Given instruction:
Extract all of the entries and set them down verbatim.

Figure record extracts
··········
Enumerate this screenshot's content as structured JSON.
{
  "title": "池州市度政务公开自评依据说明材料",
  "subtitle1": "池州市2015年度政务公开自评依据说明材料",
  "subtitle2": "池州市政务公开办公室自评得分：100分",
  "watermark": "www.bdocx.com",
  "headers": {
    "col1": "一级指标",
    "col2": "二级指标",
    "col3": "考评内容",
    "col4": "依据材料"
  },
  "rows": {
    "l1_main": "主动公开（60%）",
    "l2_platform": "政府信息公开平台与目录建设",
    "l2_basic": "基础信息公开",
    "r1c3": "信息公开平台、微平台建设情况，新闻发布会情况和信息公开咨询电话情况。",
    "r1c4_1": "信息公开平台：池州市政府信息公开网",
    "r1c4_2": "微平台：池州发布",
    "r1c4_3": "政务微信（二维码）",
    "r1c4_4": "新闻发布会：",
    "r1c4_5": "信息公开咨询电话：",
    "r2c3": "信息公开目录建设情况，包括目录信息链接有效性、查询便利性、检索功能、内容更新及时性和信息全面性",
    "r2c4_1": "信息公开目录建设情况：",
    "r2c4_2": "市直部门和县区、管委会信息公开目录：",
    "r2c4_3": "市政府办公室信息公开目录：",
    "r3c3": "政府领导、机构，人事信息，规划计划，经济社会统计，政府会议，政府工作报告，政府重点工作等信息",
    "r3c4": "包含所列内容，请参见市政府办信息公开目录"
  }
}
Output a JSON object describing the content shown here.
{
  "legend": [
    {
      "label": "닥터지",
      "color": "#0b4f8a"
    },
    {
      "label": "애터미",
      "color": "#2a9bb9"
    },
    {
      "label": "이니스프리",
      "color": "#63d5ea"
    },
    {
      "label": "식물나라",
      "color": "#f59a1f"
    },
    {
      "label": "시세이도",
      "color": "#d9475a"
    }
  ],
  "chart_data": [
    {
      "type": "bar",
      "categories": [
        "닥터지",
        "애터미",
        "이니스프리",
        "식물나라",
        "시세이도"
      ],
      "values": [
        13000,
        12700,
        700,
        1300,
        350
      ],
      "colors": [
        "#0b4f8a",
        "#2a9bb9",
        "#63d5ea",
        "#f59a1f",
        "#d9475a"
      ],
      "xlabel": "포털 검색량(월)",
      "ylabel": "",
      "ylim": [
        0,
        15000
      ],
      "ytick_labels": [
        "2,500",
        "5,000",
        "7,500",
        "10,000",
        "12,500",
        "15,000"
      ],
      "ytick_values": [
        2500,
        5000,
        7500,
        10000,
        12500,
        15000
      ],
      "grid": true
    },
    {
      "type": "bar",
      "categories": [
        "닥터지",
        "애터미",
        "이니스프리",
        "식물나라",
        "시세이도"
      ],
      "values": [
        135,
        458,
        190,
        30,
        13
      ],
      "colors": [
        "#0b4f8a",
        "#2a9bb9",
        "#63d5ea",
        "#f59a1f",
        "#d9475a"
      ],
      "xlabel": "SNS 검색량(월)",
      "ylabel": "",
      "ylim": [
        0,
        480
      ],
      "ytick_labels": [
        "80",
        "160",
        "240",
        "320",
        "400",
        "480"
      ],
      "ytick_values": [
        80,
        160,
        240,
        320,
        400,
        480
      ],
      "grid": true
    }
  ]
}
··········
Result below:
Enumerate this screenshot's content as structured JSON.
{
  "title": "池州市度政务公开自评依据说明材料",
  "subtitle1": "池州市2015年度政务公开自评依据说明材料",
  "subtitle2": "池州市政务公开办公室自评得分：100分",
  "watermark": "www.bdocx.com",
  "headers": {
    "col1": "一级指标",
    "col2": "二级指标",
    "col3": "考评内容",
    "col4": "依据材料"
  },
  "rows": {
    "l1_main": "主动公开（60%）",
    "l2_platform": "政府信息公开平台与目录建设",
    "l2_basic": "基础信息公开",
    "r1c3": "信息公开平台、微平台建设情况，新闻发布会情况和信息公开咨询电话情况。",
    "r1c4_1": "信息公开平台：池州市政府信息公开网",
    "r1c4_2": "微平台：池州发布",
    "r1c4_3": "政务微信（二维码）",
    "r1c4_4": "新闻发布会：",
    "r1c4_5": "信息公开咨询电话：",
    "r2c3": "信息公开目录建设情况，包括目录信息链接有效性、查询便利性、检索功能、内容更新及时性和信息全面性",
    "r2c4_1": "信息公开目录建设情况：",
    "r2c4_2": "市直部门和县区、管委会信息公开目录：",
    "r2c4_3": "市政府办公室信息公开目录：",
    "r3c3": "政府领导、机构，人事信息，规划计划，经济社会统计，政府会议，政府工作报告，政府重点工作等信息",
    "r3c4": "包含所列内容，请参见市政府办信息公开目录"
  }
}
Output a JSON object describing the content shown here.
{
  "legend": [
    {
      "label": "닥터지",
      "color": "#0b4f8a"
    },
    {
      "label": "애터미",
      "color": "#2a9bb9"
    },
    {
      "label": "이니스프리",
      "color": "#63d5ea"
    },
    {
      "label": "식물나라",
      "color": "#f59a1f"
    },
    {
      "label": "시세이도",
      "color": "#d9475a"
    }
  ],
  "chart_data": [
    {
      "type": "bar",
      "categories": [
        "닥터지",
        "애터미",
        "이니스프리",
        "식물나라",
        "시세이도"
      ],
      "values": [
        13000,
        12700,
        700,
        1300,
        350
      ],
      "colors": [
        "#0b4f8a",
        "#2a9bb9",
        "#63d5ea",
        "#f59a1f",
        "#d9475a"
      ],
      "xlabel": "포털 검색량(월)",
      "ylabel": "",
      "ylim": [
        0,
        15000
      ],
      "ytick_labels": [
        "2,500",
        "5,000",
        "7,500",
        "10,000",
        "12,500",
        "15,000"
      ],
      "ytick_values": [
        2500,
        5000,
        7500,
        10000,
        12500,
        15000
      ],
      "grid": true
    },
    {
      "type": "bar",
      "categories": [
        "닥터지",
        "애터미",
        "이니스프리",
        "식물나라",
        "시세이도"
      ],
      "values": [
        135,
        458,
        190,
        30,
        13
      ],
      "colors": [
        "#0b4f8a",
        "#2a9bb9",
        "#63d5ea",
        "#f59a1f",
        "#d9475a"
      ],
      "xlabel": "SNS 검색량(월)",
      "ylabel": "",
      "ylim": [
        0,
        480
      ],
      "ytick_labels": [
        "80",
        "160",
        "240",
        "320",
        "400",
        "480"
      ],
      "ytick_values": [
        80,
        160,
        240,
        320,
        400,
        480
      ],
      "grid": true
    }
  ]
}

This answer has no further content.